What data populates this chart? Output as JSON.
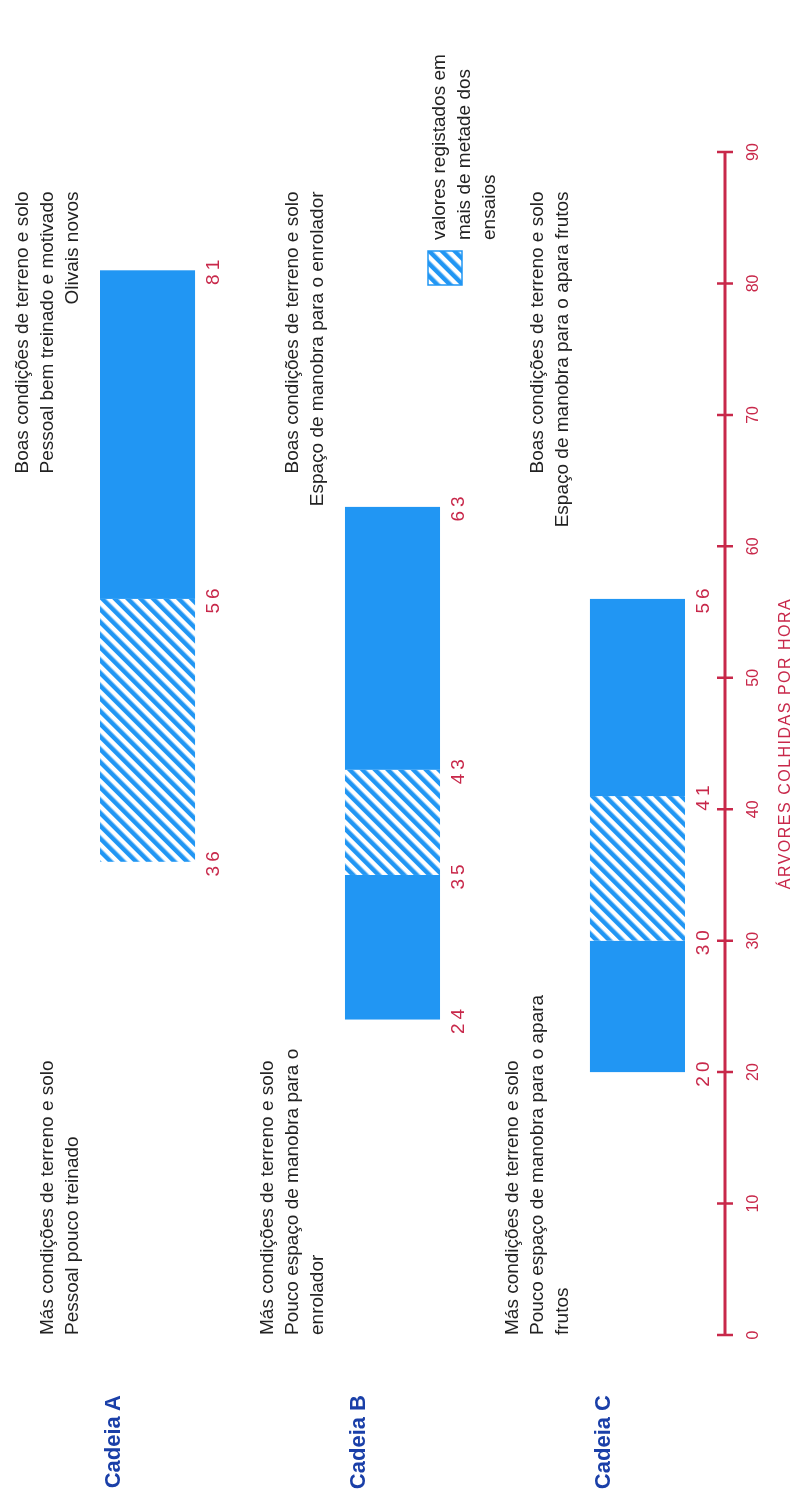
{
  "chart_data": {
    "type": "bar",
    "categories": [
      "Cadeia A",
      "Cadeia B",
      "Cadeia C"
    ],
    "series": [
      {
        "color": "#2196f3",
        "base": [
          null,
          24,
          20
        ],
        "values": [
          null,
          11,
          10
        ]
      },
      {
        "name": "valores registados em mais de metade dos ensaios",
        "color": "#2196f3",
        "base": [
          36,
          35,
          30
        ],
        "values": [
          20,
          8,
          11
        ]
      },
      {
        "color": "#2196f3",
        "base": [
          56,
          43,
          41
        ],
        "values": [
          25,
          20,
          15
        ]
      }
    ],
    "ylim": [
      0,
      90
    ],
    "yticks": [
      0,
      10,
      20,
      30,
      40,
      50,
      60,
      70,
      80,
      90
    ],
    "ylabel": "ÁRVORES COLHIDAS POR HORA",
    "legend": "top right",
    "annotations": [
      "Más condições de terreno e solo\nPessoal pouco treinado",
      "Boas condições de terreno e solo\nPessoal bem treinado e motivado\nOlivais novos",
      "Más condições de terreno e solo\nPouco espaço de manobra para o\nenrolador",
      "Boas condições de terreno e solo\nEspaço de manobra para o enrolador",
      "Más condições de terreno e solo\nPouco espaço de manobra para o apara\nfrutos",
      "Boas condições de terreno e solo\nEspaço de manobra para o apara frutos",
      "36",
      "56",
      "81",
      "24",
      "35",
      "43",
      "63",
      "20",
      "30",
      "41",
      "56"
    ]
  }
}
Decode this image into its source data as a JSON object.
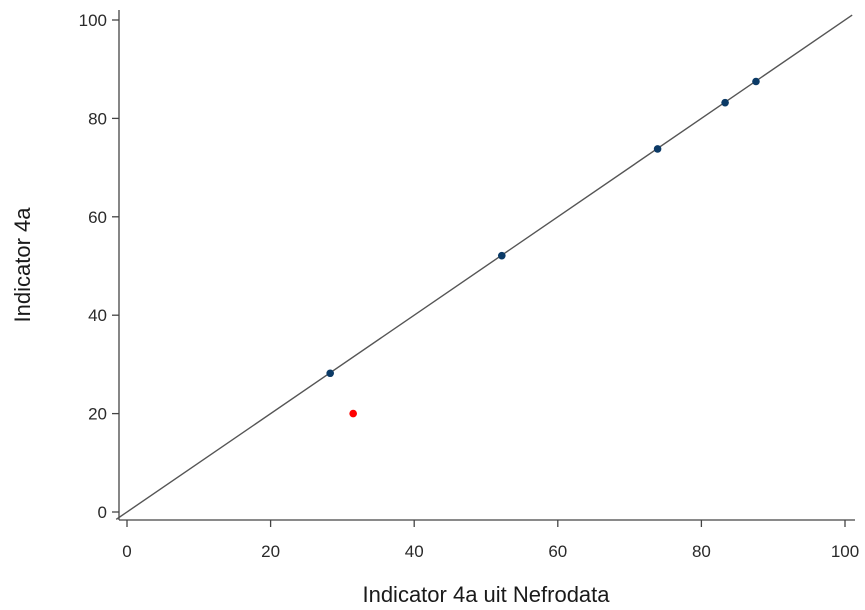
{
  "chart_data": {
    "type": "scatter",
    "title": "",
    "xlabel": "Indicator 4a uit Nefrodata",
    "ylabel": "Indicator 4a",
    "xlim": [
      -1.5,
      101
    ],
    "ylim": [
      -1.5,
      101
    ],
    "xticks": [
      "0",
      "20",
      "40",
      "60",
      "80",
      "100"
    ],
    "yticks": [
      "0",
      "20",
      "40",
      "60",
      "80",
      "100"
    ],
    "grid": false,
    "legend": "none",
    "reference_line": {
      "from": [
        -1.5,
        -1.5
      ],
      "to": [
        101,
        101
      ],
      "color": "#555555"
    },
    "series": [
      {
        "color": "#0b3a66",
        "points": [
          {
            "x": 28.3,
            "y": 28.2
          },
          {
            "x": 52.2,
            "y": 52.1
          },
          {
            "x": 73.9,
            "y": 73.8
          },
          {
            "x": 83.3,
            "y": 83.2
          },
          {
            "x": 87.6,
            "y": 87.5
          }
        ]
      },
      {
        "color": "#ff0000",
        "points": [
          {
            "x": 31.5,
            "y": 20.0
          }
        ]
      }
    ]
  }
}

══════════

What you should do: Go through the listing above and return every line where the word "this" occurs.

Exercise answer:
What data populates this chart? Output as JSON.
Decode this image into its source data as a JSON object.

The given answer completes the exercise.